## Begin DATA TO USE

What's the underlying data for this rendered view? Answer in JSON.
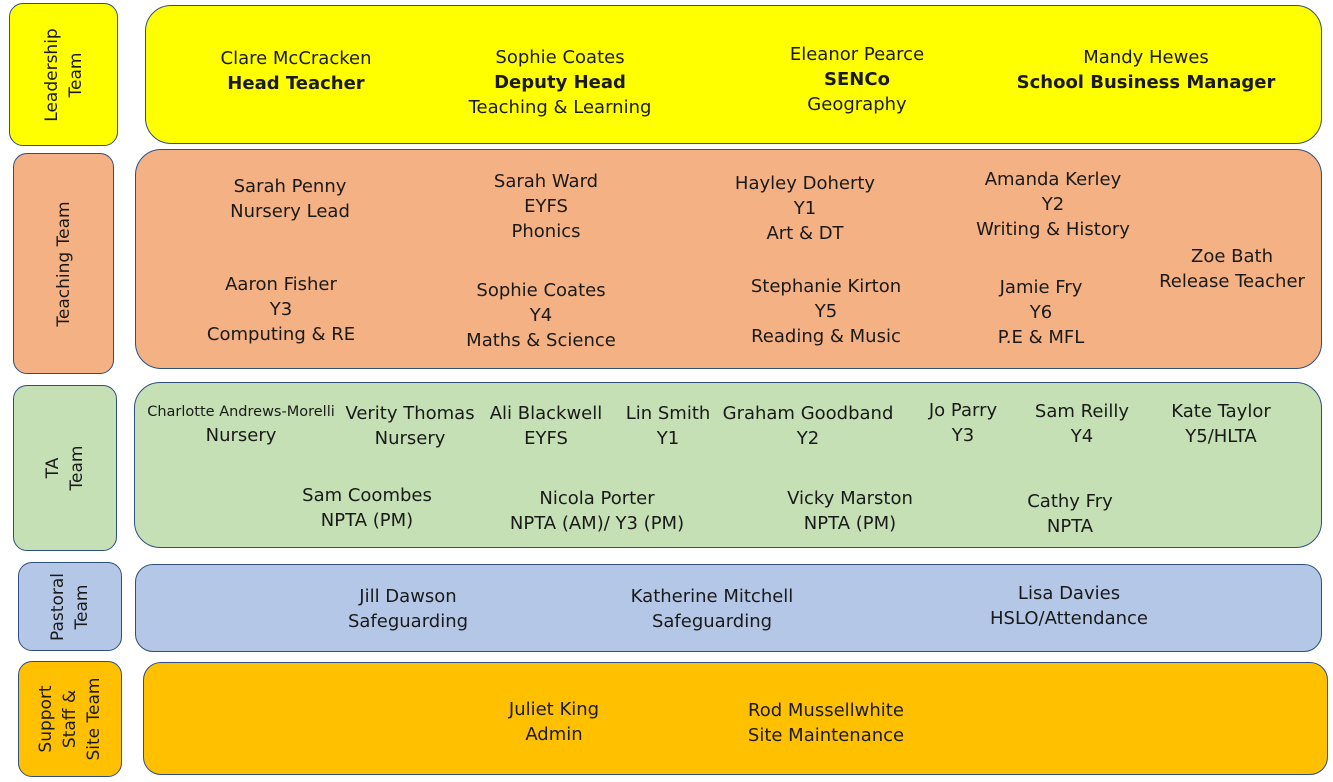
{
  "colors": {
    "leadership": "#ffff00",
    "teaching": "#f4b183",
    "ta": "#c5e0b4",
    "pastoral": "#b4c7e7",
    "support": "#ffc000",
    "border": "#2f4f7f"
  },
  "teams": {
    "leadership": {
      "label1": "Leadership",
      "label2": "Team"
    },
    "teaching": {
      "label1": "Teaching Team"
    },
    "ta": {
      "label1": "TA",
      "label2": "Team"
    },
    "pastoral": {
      "label1": "Pastoral",
      "label2": "Team"
    },
    "support": {
      "label1": "Support",
      "label2": "Staff &",
      "label3": "Site Team"
    }
  },
  "leadership": [
    {
      "name": "Clare McCracken",
      "role": "Head Teacher"
    },
    {
      "name": "Sophie Coates",
      "role": "Deputy Head",
      "detail": "Teaching & Learning"
    },
    {
      "name": "Eleanor Pearce",
      "role": "SENCo",
      "detail": "Geography"
    },
    {
      "name": "Mandy Hewes",
      "role": "School Business Manager"
    }
  ],
  "teaching": [
    {
      "name": "Sarah Penny",
      "line2": "Nursery Lead"
    },
    {
      "name": "Sarah Ward",
      "line2": "EYFS",
      "line3": "Phonics"
    },
    {
      "name": "Hayley Doherty",
      "line2": "Y1",
      "line3": "Art & DT"
    },
    {
      "name": "Amanda Kerley",
      "line2": "Y2",
      "line3": "Writing & History"
    },
    {
      "name": "Zoe Bath",
      "line2": "Release Teacher"
    },
    {
      "name": "Aaron Fisher",
      "line2": "Y3",
      "line3": "Computing &  RE"
    },
    {
      "name": "Sophie Coates",
      "line2": "Y4",
      "line3": "Maths & Science"
    },
    {
      "name": "Stephanie Kirton",
      "line2": "Y5",
      "line3": "Reading & Music"
    },
    {
      "name": "Jamie Fry",
      "line2": "Y6",
      "line3": "P.E & MFL"
    }
  ],
  "ta": [
    {
      "name": "Charlotte Andrews-Morelli",
      "line2": "Nursery"
    },
    {
      "name": "Verity Thomas",
      "line2": "Nursery"
    },
    {
      "name": "Ali Blackwell",
      "line2": "EYFS"
    },
    {
      "name": "Lin Smith",
      "line2": "Y1"
    },
    {
      "name": "Graham Goodband",
      "line2": "Y2"
    },
    {
      "name": "Jo Parry",
      "line2": "Y3"
    },
    {
      "name": "Sam Reilly",
      "line2": "Y4"
    },
    {
      "name": "Kate Taylor",
      "line2": "Y5/HLTA"
    },
    {
      "name": "Sam Coombes",
      "line2": "NPTA (PM)"
    },
    {
      "name": "Nicola Porter",
      "line2": "NPTA (AM)/ Y3 (PM)"
    },
    {
      "name": "Vicky Marston",
      "line2": "NPTA (PM)"
    },
    {
      "name": "Cathy Fry",
      "line2": "NPTA"
    }
  ],
  "pastoral": [
    {
      "name": "Jill Dawson",
      "line2": "Safeguarding"
    },
    {
      "name": "Katherine Mitchell",
      "line2": "Safeguarding"
    },
    {
      "name": "Lisa Davies",
      "line2": "HSLO/Attendance"
    }
  ],
  "support": [
    {
      "name": "Juliet King",
      "line2": "Admin"
    },
    {
      "name": "Rod Mussellwhite",
      "line2": "Site Maintenance"
    }
  ]
}
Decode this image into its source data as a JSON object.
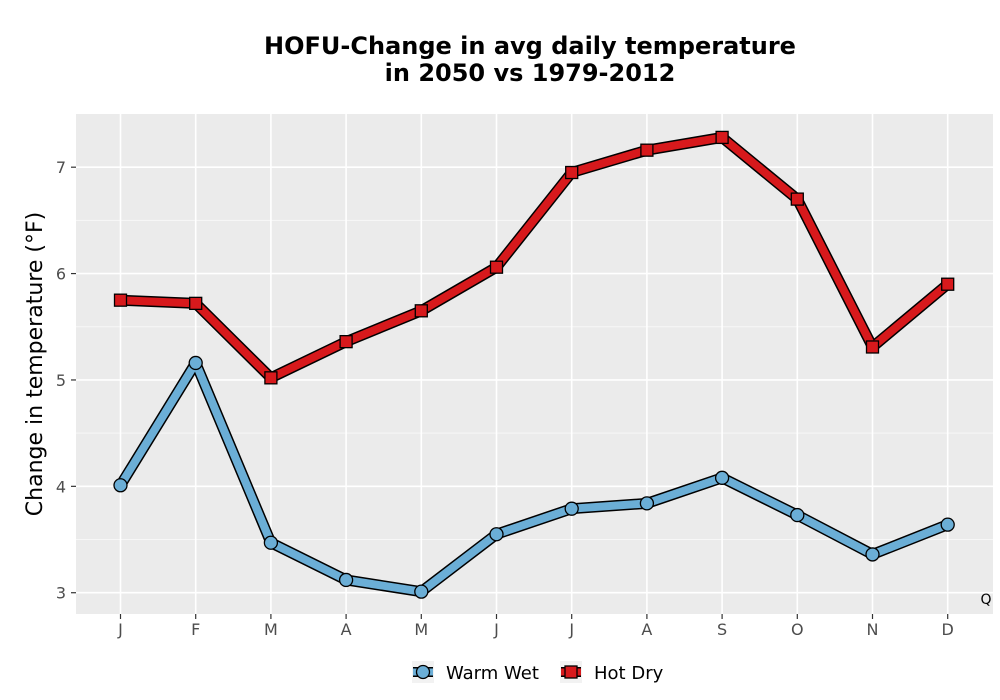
{
  "chart_data": {
    "type": "line",
    "title": [
      "HOFU-Change in avg daily temperature",
      "in 2050 vs 1979-2012"
    ],
    "xlabel": "",
    "ylabel": "Change in temperature (°F)",
    "categories": [
      "J",
      "F",
      "M",
      "A",
      "M",
      "J",
      "J",
      "A",
      "S",
      "O",
      "N",
      "D"
    ],
    "ylim": [
      2.8,
      7.5
    ],
    "yticks": [
      3,
      4,
      5,
      6,
      7
    ],
    "grid": true,
    "legend_position": "bottom",
    "series": [
      {
        "name": "Warm Wet",
        "marker": "circle",
        "color": "#6baed6",
        "values": [
          4.01,
          5.16,
          3.47,
          3.12,
          3.01,
          3.55,
          3.79,
          3.84,
          4.08,
          3.73,
          3.36,
          3.64
        ]
      },
      {
        "name": "Hot Dry",
        "marker": "square",
        "color": "#d7191c",
        "values": [
          5.75,
          5.72,
          5.02,
          5.36,
          5.65,
          6.06,
          6.95,
          7.16,
          7.28,
          6.7,
          5.31,
          5.9
        ]
      }
    ],
    "annotation": "Q"
  }
}
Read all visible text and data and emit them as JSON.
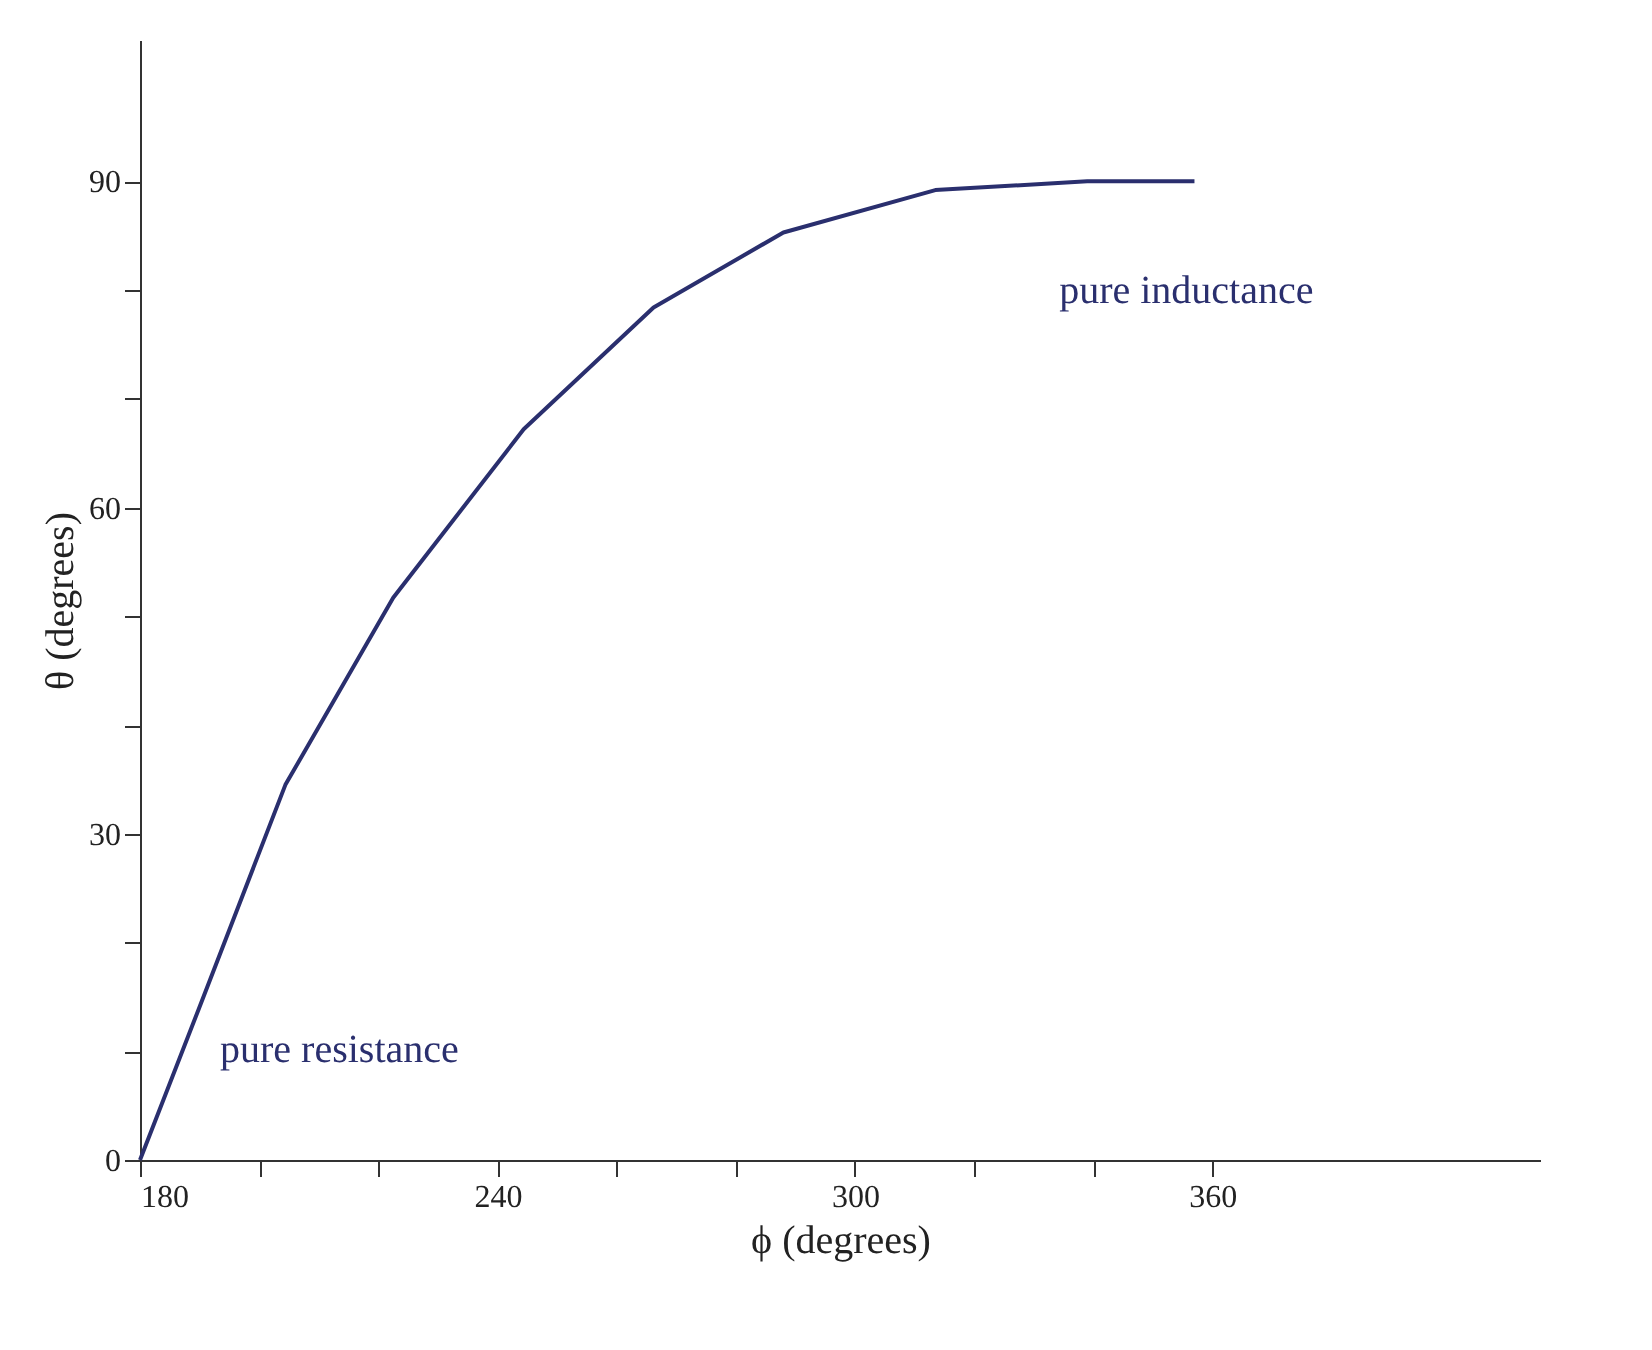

## End DATA TO USE

*INSTRUCTIONS TO FOLLOW*:
Check each line of the records for the word "this", and show the lines that contain it.

*IN RESPONSE*:
What's the underlying data for this rendered view? Answer in JSON.
Decode this image into its source data as a JSON object.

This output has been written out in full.